* START PROVIDED MATERIAL *
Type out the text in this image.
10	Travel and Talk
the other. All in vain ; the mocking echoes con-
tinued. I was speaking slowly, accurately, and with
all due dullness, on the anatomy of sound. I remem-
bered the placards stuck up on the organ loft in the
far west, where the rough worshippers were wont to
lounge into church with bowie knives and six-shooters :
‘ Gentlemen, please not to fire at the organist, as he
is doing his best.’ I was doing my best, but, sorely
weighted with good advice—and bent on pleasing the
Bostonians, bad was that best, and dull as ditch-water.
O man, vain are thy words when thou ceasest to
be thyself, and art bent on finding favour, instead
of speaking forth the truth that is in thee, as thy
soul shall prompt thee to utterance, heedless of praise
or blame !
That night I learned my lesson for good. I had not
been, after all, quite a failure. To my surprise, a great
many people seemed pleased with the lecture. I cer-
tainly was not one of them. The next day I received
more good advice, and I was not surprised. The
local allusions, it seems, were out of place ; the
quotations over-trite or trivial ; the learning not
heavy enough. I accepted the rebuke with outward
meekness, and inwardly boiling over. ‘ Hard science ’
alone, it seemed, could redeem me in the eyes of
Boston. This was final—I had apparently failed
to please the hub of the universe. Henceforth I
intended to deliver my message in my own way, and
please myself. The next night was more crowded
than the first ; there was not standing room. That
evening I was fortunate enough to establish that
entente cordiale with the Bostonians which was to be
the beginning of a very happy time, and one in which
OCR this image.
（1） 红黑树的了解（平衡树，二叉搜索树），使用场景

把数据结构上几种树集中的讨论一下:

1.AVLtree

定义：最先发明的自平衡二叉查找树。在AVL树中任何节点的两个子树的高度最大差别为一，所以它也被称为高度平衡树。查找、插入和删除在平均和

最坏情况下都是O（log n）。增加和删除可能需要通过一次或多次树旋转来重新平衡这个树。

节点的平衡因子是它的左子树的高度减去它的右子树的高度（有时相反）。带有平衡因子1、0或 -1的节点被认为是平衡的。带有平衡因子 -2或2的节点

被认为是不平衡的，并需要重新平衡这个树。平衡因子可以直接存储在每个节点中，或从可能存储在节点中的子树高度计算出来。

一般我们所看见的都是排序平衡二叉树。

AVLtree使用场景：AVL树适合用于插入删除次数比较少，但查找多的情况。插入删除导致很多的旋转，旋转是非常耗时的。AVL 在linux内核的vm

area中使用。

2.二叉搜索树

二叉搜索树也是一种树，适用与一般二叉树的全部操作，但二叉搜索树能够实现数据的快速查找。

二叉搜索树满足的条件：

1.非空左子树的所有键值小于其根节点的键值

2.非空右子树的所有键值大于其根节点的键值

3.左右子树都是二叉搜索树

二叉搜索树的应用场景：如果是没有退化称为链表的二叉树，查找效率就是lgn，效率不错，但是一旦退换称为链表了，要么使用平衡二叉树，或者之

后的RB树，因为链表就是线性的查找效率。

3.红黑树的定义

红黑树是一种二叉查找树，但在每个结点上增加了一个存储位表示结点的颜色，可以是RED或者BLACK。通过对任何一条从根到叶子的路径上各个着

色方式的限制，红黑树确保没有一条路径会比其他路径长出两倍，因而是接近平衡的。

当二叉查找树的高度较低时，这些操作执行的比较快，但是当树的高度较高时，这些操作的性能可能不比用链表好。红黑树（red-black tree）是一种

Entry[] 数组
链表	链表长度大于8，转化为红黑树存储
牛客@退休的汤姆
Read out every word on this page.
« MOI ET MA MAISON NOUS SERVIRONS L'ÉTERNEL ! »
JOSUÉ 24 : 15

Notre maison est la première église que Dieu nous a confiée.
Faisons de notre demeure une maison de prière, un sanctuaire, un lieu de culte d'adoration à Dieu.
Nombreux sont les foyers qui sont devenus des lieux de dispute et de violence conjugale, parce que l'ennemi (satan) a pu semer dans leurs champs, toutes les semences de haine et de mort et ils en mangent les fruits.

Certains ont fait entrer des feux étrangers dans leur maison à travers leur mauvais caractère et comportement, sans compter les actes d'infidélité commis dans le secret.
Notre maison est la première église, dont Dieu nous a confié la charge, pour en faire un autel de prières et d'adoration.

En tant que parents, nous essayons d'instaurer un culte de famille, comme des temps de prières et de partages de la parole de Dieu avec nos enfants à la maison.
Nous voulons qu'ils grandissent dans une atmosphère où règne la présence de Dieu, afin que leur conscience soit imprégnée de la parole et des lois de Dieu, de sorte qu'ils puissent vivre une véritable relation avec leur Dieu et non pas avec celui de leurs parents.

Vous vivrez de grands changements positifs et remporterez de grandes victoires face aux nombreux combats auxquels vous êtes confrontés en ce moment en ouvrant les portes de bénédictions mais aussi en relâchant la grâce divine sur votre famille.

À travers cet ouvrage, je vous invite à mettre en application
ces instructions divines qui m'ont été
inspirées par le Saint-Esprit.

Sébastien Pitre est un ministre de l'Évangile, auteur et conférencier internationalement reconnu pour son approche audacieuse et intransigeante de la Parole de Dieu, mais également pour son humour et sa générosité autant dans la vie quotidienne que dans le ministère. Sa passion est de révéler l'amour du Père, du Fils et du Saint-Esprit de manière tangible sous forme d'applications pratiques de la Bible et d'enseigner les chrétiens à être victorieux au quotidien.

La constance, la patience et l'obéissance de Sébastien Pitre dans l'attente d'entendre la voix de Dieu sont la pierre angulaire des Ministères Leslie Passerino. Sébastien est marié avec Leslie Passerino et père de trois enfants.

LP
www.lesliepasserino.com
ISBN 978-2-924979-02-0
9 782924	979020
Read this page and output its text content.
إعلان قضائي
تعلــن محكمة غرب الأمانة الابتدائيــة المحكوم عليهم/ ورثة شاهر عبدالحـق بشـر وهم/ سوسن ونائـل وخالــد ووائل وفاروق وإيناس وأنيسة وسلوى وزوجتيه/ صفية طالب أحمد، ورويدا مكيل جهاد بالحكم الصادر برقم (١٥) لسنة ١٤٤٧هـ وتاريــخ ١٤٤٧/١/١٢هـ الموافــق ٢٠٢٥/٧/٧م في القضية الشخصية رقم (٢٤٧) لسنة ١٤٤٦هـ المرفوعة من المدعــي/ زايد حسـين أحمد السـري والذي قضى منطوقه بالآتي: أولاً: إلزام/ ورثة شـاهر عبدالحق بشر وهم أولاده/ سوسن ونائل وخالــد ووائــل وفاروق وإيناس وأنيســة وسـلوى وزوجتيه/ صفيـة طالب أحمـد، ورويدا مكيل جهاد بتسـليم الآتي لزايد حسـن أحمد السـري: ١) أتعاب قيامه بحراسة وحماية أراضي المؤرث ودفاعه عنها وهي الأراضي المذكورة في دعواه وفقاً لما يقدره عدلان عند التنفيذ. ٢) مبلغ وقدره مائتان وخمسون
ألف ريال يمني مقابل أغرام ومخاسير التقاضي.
* END PROVIDED MATERIAL *
- [WHAT IS REQUIRED]: Out of the material above, select every line that holds the string "vous".

- [PROBLEM SOLUTION]:
Vous vivrez de grands changements positifs et remporterez de grandes victoires face aux nombreux combats auxquels vous êtes confrontés en ce moment en ouvrant les portes de bénédictions mais aussi en relâchant la grâce divine sur votre famille.
À travers cet ouvrage, je vous invite à mettre en application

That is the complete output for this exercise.